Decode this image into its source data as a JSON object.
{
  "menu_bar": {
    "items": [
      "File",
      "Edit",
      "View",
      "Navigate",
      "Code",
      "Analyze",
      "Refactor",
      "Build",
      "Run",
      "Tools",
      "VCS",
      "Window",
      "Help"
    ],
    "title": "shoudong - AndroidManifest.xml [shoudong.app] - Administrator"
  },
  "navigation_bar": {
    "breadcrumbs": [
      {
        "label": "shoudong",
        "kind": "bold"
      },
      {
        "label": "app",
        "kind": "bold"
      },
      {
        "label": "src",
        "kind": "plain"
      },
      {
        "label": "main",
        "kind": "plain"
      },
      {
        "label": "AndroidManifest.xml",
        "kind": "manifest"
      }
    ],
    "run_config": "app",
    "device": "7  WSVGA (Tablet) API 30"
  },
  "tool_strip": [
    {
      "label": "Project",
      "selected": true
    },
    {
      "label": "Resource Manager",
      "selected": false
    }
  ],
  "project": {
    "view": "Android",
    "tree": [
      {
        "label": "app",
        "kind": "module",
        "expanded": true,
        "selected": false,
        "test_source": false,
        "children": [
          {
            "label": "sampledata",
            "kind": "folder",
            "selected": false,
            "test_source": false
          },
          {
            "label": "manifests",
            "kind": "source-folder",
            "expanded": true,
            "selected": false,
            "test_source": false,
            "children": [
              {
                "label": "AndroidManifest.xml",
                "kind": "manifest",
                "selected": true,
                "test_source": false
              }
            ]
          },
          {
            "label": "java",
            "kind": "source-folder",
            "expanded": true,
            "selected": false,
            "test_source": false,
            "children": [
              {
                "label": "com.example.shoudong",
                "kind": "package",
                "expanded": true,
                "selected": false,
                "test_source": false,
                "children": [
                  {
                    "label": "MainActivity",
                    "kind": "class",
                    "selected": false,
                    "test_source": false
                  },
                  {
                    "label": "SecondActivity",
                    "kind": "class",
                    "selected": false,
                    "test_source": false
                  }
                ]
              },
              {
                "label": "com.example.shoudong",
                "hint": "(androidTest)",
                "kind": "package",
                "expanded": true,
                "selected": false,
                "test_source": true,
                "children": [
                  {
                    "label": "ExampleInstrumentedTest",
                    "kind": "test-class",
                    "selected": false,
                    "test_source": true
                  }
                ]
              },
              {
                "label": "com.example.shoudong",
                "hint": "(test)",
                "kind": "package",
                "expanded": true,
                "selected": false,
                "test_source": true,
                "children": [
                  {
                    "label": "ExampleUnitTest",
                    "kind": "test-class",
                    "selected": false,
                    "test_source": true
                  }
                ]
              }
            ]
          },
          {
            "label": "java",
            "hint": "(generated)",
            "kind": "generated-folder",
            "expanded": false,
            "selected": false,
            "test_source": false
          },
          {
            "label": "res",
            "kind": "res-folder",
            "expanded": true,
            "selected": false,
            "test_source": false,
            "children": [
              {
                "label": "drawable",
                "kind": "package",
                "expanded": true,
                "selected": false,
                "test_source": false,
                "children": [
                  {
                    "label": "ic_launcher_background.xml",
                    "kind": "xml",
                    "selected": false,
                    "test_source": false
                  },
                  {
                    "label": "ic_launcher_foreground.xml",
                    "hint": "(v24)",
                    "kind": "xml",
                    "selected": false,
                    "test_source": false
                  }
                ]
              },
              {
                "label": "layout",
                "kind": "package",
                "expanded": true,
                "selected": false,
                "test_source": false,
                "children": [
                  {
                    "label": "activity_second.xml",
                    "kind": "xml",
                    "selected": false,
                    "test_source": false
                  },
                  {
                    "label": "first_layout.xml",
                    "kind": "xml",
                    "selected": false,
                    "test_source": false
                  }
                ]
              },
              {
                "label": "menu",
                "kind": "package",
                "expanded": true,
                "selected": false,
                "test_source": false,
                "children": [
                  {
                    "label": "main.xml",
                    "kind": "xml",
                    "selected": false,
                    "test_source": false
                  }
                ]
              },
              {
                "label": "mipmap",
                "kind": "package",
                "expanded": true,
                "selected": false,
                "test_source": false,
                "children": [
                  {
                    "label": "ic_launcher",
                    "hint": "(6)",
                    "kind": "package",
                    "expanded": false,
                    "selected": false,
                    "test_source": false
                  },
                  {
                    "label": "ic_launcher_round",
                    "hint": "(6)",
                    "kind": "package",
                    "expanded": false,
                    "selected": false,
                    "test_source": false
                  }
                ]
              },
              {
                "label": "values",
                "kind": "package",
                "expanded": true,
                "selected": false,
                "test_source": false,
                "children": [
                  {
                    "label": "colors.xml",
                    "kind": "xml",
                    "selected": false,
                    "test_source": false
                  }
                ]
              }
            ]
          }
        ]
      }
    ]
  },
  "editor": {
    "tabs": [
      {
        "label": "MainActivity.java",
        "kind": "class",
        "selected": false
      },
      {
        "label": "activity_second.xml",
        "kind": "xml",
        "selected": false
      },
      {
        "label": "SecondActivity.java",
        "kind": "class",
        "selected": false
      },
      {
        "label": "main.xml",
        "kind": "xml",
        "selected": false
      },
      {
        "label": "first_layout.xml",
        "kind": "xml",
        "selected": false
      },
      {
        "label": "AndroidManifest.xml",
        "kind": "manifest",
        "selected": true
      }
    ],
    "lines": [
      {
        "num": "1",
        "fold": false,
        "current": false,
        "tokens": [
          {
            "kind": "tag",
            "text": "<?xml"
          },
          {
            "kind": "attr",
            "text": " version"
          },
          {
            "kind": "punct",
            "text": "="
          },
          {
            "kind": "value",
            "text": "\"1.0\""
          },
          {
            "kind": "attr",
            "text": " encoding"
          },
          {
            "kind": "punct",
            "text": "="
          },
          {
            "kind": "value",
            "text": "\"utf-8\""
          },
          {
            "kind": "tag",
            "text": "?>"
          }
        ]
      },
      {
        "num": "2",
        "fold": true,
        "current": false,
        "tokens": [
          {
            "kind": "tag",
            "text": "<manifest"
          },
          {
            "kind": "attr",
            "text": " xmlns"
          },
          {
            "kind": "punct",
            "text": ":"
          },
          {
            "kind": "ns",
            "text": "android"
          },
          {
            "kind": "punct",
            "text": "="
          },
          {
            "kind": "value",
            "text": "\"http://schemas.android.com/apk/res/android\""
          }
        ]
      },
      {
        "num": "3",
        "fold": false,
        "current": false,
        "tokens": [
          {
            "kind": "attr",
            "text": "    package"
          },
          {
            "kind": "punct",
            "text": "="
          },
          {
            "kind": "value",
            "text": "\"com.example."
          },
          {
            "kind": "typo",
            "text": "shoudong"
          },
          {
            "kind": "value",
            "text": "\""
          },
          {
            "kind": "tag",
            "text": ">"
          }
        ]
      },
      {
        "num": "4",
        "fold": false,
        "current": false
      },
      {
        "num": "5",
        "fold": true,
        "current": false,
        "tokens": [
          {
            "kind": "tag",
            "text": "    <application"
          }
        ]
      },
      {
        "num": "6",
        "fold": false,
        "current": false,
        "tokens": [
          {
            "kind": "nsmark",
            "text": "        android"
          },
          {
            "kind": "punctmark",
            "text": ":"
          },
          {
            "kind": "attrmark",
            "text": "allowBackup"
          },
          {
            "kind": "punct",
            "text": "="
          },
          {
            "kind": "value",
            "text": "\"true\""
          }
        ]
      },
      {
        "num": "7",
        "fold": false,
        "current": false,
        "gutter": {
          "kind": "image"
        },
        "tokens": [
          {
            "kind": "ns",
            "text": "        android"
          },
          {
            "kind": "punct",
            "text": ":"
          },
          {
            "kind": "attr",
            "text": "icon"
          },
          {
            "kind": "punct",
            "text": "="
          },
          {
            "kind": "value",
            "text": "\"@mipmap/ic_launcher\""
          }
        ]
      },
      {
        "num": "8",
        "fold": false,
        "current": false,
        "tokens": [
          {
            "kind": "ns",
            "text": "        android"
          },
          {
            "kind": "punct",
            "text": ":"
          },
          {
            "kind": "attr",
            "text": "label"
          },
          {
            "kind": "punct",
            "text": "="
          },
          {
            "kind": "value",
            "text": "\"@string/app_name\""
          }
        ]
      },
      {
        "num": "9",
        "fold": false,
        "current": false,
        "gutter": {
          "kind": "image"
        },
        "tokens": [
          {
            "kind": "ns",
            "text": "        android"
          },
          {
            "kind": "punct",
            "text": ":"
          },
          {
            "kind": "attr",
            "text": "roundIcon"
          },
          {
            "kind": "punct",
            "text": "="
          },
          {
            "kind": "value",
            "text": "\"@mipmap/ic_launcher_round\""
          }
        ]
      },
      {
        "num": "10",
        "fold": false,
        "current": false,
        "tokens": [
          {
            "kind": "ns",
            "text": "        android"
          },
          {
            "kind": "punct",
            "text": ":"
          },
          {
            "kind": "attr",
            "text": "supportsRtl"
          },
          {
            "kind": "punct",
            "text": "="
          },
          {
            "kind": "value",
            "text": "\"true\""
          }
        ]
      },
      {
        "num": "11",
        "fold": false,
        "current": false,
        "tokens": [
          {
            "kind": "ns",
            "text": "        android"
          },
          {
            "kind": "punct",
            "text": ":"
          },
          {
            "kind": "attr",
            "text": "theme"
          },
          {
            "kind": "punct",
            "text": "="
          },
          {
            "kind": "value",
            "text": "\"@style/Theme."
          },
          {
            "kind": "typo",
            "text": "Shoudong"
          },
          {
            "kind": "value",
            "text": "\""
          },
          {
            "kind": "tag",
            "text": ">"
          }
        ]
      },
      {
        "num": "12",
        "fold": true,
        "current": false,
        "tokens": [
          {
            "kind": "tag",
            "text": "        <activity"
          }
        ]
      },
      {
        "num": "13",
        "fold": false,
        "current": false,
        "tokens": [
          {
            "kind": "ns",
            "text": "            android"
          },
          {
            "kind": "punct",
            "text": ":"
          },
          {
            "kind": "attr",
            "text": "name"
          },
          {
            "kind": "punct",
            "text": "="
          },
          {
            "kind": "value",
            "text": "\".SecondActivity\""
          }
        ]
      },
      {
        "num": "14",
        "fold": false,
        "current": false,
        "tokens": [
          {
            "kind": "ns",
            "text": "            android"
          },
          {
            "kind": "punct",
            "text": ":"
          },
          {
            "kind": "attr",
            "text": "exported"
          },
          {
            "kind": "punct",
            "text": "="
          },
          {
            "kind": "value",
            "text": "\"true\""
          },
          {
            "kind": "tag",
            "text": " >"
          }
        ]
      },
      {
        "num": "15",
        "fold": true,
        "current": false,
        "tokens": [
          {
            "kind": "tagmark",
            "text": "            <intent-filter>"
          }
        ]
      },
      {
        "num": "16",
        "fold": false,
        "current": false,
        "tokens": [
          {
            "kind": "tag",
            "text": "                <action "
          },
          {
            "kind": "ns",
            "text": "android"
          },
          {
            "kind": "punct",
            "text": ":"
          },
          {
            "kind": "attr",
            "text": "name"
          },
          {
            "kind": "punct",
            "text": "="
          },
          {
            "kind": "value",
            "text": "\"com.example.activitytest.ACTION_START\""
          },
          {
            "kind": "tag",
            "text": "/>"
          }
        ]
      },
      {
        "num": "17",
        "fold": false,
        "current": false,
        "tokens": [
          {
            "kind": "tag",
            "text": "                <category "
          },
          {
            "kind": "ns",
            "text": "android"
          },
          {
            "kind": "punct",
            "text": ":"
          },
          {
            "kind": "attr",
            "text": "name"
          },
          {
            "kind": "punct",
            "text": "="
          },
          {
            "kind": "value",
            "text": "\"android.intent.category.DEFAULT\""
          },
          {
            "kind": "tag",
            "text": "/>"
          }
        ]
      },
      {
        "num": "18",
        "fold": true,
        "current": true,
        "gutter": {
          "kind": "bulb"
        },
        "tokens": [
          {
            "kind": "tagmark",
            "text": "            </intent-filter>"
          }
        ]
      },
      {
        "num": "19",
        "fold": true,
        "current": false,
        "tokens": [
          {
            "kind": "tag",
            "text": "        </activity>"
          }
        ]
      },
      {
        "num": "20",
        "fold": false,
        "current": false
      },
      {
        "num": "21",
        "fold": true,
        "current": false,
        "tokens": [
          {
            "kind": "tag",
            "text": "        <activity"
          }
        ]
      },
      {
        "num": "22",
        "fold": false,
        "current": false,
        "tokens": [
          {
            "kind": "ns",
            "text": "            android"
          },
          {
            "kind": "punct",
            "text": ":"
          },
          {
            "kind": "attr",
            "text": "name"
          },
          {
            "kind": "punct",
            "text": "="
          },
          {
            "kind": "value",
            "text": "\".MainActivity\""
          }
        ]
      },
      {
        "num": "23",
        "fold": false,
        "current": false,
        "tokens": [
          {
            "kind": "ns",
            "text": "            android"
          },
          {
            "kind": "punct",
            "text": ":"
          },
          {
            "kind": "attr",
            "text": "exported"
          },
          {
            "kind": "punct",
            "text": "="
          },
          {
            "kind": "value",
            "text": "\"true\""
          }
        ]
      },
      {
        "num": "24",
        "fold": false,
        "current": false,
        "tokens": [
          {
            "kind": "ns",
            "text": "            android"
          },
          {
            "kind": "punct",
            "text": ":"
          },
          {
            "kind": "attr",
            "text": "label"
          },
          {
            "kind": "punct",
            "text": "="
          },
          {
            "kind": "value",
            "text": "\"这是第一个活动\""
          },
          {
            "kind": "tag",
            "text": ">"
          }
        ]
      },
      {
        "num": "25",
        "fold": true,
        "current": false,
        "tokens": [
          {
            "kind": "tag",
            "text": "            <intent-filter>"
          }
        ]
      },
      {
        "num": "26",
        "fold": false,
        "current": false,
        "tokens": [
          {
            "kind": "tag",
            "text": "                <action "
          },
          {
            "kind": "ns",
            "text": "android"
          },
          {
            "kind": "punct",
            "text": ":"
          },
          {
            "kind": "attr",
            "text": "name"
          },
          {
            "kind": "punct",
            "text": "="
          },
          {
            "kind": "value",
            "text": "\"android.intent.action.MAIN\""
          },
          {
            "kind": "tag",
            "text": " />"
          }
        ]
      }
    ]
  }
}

--

▶ Prompt:
Select every line where the word "generated" occurs.

▶ The output:
            "hint": "(generated)",
            "kind": "generated-folder",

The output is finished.